— BEGIN RECORDED INFORMATION —

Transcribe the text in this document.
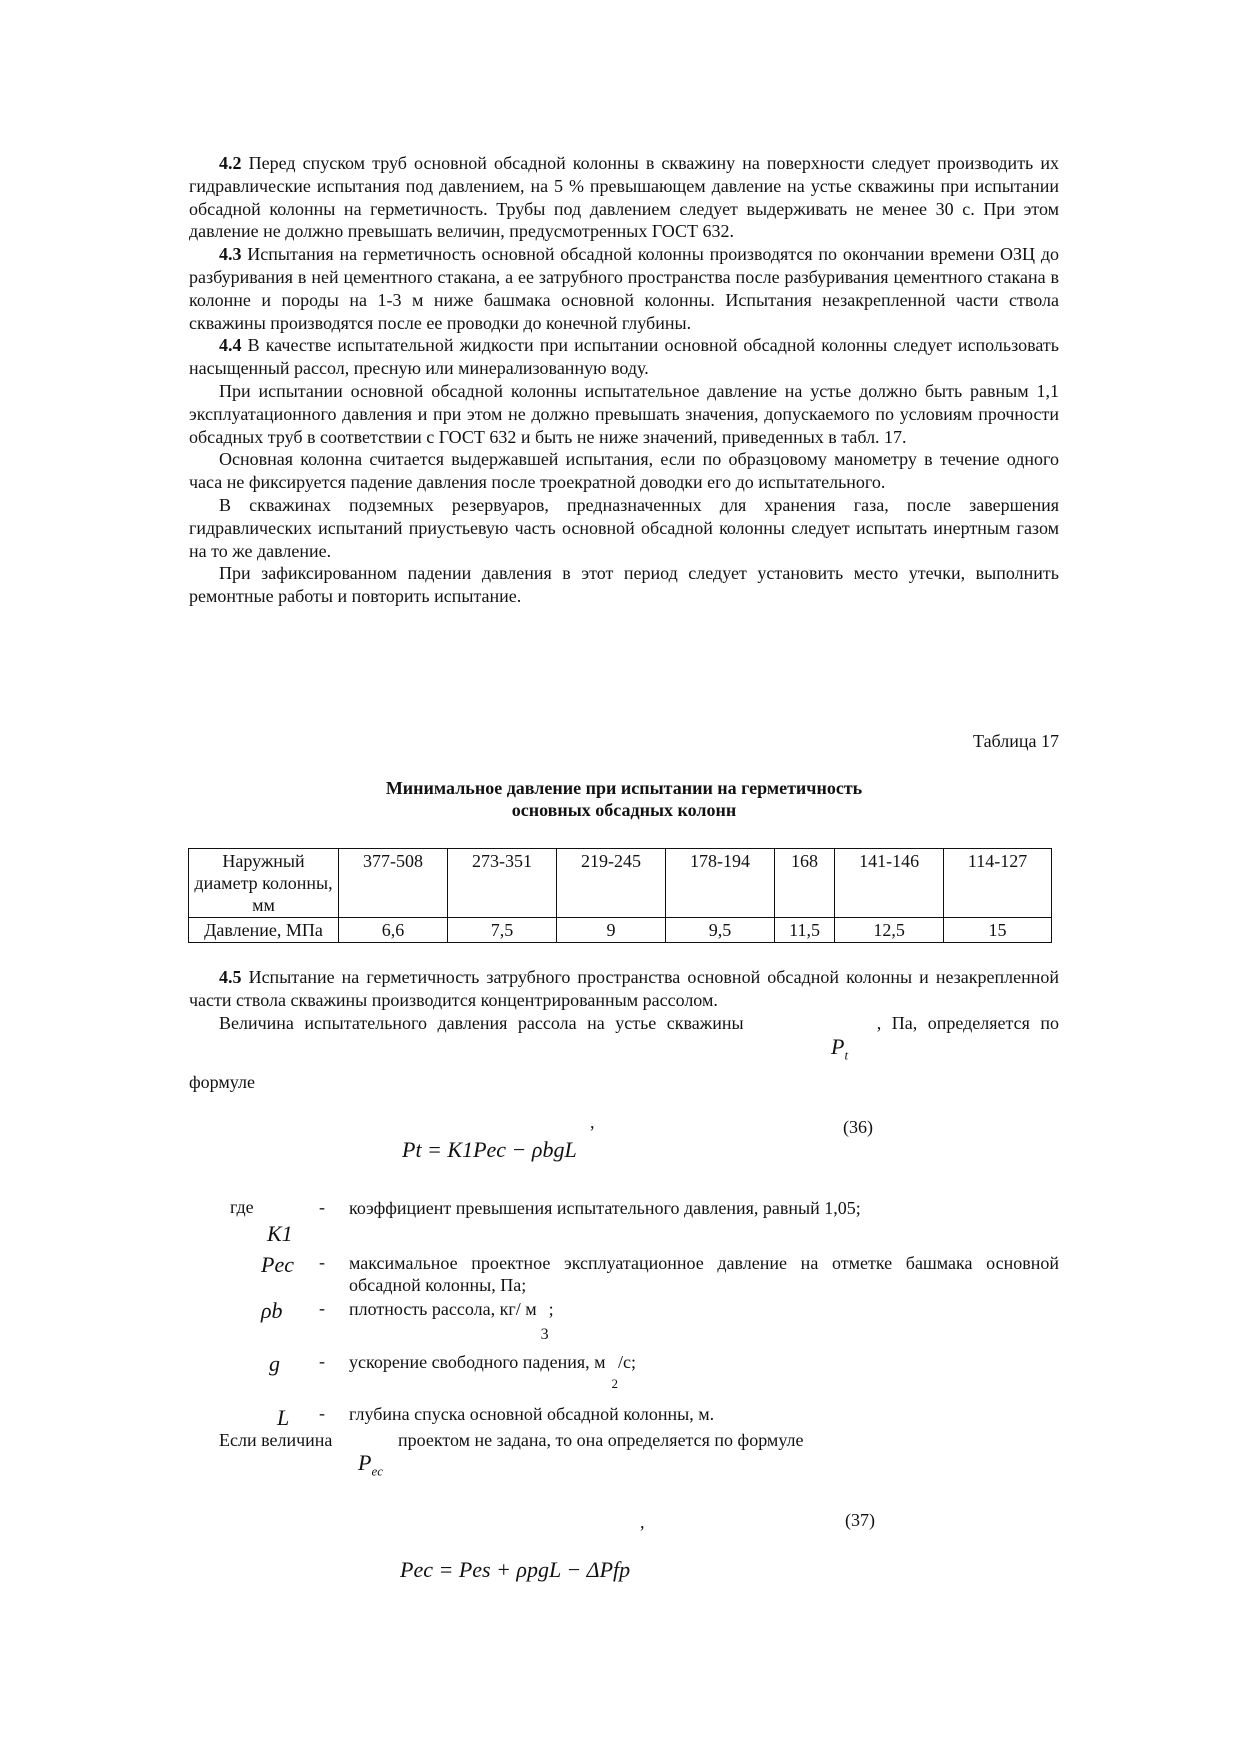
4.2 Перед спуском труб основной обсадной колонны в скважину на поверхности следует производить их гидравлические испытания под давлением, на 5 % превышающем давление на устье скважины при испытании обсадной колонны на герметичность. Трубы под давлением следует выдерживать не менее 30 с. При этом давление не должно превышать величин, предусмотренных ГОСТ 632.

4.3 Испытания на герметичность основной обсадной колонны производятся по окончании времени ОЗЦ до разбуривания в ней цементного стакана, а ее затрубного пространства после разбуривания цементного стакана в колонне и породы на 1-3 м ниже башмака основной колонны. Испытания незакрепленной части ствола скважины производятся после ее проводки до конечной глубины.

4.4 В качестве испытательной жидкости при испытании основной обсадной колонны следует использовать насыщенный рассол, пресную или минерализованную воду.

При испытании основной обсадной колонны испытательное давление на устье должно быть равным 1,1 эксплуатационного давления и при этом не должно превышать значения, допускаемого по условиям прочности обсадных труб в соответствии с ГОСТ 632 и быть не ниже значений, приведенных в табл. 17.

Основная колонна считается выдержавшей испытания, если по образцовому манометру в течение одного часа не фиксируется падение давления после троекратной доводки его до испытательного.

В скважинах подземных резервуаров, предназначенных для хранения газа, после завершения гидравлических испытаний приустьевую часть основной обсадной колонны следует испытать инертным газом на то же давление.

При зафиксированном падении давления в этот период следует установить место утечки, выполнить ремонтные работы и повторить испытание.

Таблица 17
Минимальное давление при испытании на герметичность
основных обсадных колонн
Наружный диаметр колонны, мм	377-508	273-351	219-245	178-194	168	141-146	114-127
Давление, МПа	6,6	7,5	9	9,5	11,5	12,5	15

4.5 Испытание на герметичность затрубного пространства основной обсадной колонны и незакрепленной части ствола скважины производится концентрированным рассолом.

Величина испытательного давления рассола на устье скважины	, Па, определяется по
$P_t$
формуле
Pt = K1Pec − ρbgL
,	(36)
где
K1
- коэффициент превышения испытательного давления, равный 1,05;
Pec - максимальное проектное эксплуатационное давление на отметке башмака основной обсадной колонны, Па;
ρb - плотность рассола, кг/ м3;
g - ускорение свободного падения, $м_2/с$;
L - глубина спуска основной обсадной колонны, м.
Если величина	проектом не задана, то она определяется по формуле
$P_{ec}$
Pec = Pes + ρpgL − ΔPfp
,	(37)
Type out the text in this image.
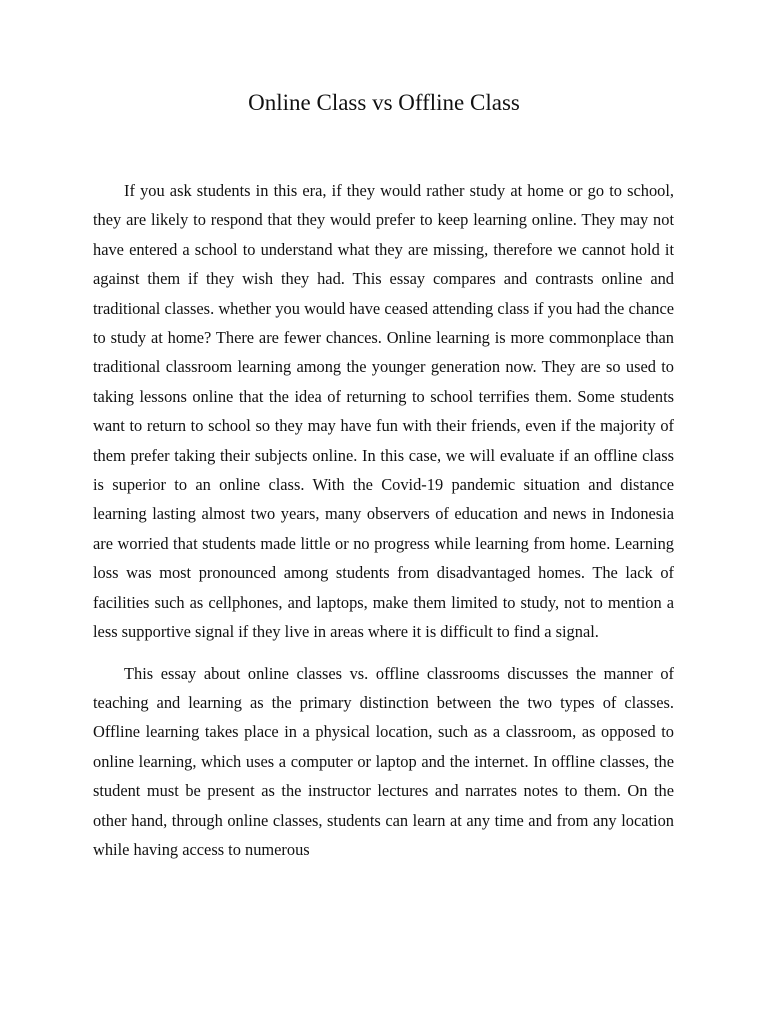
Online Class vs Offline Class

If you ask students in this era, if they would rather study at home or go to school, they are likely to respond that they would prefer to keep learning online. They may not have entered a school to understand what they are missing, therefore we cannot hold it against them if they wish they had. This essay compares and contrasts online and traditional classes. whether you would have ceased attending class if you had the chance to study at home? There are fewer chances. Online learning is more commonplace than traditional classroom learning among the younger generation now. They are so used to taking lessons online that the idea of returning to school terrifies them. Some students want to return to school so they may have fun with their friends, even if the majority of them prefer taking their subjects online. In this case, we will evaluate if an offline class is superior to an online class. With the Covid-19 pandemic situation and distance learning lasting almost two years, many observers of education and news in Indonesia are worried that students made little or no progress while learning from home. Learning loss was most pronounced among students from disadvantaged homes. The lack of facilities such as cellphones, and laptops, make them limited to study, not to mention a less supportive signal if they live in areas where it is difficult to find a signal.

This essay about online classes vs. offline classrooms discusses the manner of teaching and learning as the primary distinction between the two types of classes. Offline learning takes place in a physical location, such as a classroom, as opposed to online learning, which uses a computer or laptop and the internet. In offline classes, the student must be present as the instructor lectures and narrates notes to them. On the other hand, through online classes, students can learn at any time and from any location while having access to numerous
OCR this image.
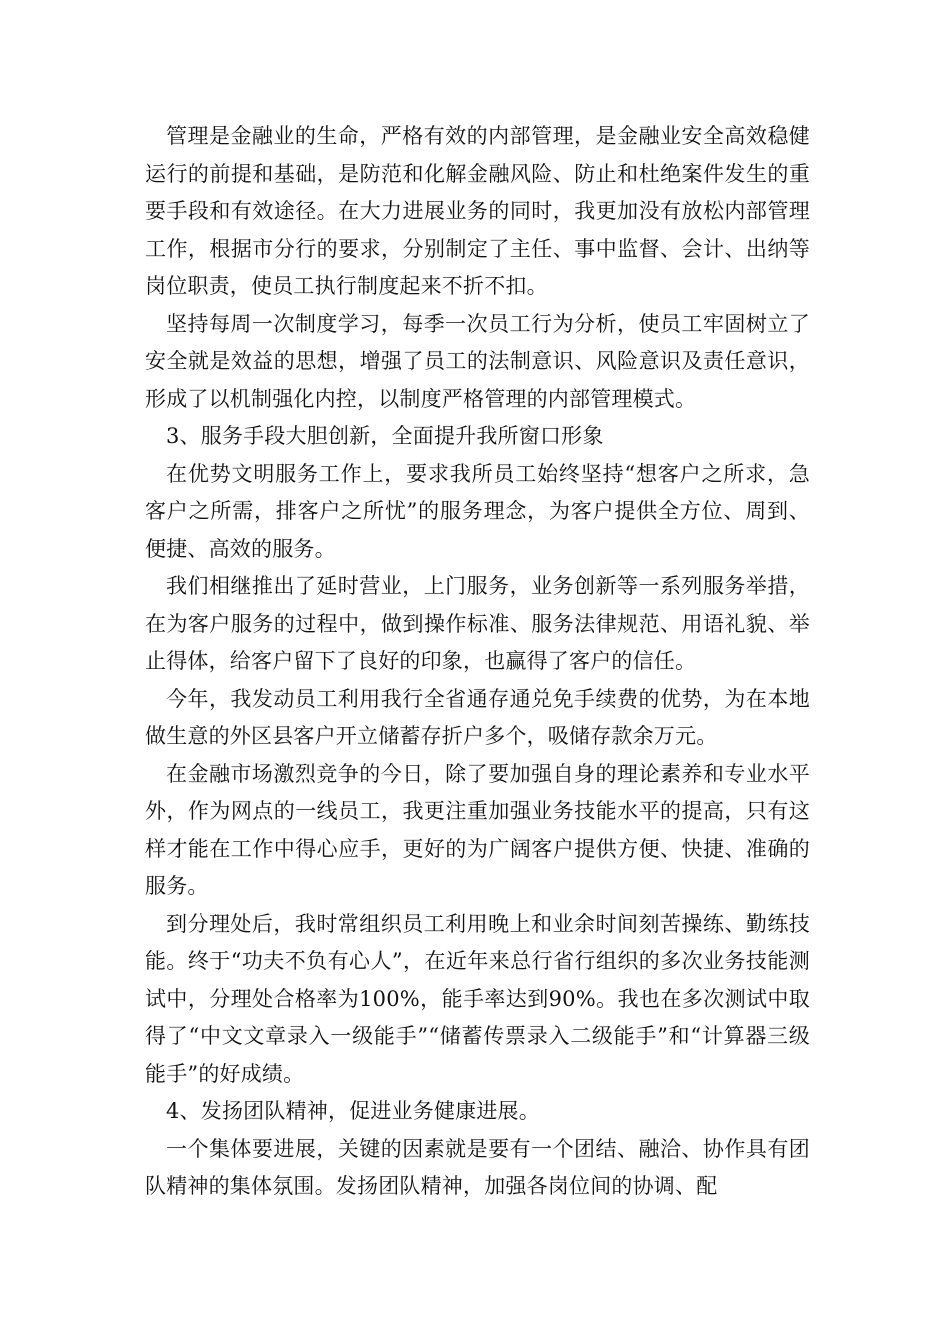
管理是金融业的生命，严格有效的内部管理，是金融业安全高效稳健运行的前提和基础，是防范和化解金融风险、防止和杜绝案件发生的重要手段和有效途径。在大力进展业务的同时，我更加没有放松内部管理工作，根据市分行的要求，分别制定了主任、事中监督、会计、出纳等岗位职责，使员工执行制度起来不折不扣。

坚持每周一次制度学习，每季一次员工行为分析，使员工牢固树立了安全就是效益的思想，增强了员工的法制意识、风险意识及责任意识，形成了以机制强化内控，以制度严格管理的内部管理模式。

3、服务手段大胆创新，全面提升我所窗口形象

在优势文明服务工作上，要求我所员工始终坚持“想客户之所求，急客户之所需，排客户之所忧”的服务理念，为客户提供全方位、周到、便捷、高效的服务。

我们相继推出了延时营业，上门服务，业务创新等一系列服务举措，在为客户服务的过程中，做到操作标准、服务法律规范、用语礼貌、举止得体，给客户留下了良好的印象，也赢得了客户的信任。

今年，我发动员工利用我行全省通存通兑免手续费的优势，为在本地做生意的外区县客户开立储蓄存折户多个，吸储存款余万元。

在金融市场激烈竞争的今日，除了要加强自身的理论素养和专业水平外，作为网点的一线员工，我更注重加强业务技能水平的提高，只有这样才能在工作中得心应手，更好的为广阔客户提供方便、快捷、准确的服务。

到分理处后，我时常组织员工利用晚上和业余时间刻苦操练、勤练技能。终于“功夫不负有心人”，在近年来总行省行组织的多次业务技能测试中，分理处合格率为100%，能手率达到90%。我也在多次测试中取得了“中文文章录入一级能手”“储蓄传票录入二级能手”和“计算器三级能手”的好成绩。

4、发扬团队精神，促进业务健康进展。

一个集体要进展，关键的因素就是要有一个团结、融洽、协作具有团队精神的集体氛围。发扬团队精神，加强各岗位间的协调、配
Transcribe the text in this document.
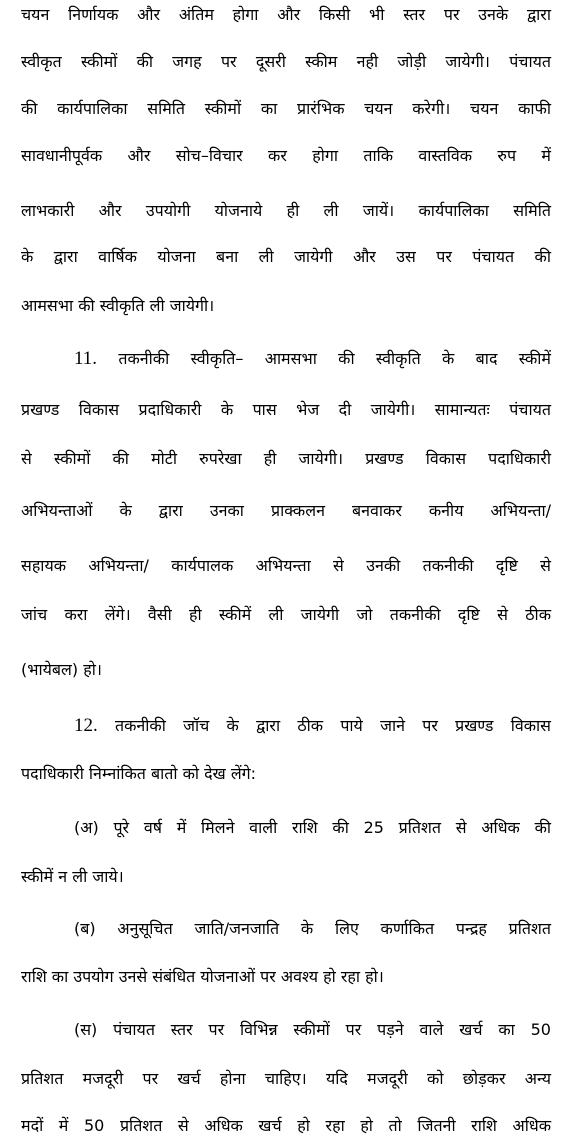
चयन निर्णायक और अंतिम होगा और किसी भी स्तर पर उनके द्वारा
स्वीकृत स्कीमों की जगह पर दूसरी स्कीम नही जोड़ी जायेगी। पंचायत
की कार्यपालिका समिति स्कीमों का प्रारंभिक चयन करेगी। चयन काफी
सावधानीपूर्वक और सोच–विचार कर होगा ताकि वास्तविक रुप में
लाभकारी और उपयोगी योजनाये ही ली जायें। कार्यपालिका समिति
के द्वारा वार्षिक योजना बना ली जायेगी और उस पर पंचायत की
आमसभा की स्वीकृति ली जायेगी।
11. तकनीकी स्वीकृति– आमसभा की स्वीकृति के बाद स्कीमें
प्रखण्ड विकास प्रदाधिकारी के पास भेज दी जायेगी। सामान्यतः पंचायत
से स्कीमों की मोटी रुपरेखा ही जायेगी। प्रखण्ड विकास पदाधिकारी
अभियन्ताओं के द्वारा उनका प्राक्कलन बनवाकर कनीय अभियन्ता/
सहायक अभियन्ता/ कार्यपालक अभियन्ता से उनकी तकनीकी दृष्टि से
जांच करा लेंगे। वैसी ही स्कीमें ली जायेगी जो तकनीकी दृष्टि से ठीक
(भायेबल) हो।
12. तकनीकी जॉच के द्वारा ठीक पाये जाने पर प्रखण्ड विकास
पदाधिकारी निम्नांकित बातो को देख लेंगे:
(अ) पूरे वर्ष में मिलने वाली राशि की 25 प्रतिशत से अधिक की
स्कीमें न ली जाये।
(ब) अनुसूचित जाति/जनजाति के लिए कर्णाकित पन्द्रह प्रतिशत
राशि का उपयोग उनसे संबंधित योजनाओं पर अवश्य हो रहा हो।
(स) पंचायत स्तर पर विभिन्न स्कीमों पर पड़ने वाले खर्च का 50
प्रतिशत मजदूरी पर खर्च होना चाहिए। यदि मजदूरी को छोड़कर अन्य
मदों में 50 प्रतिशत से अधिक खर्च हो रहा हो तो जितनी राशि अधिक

— END RECORDED INFORMATION —

EXERCISE DESCRIPTION: Within the entries above, report how many lines include "незакрепленной", and keep the answer to the number.

CORRECT ANSWER: 2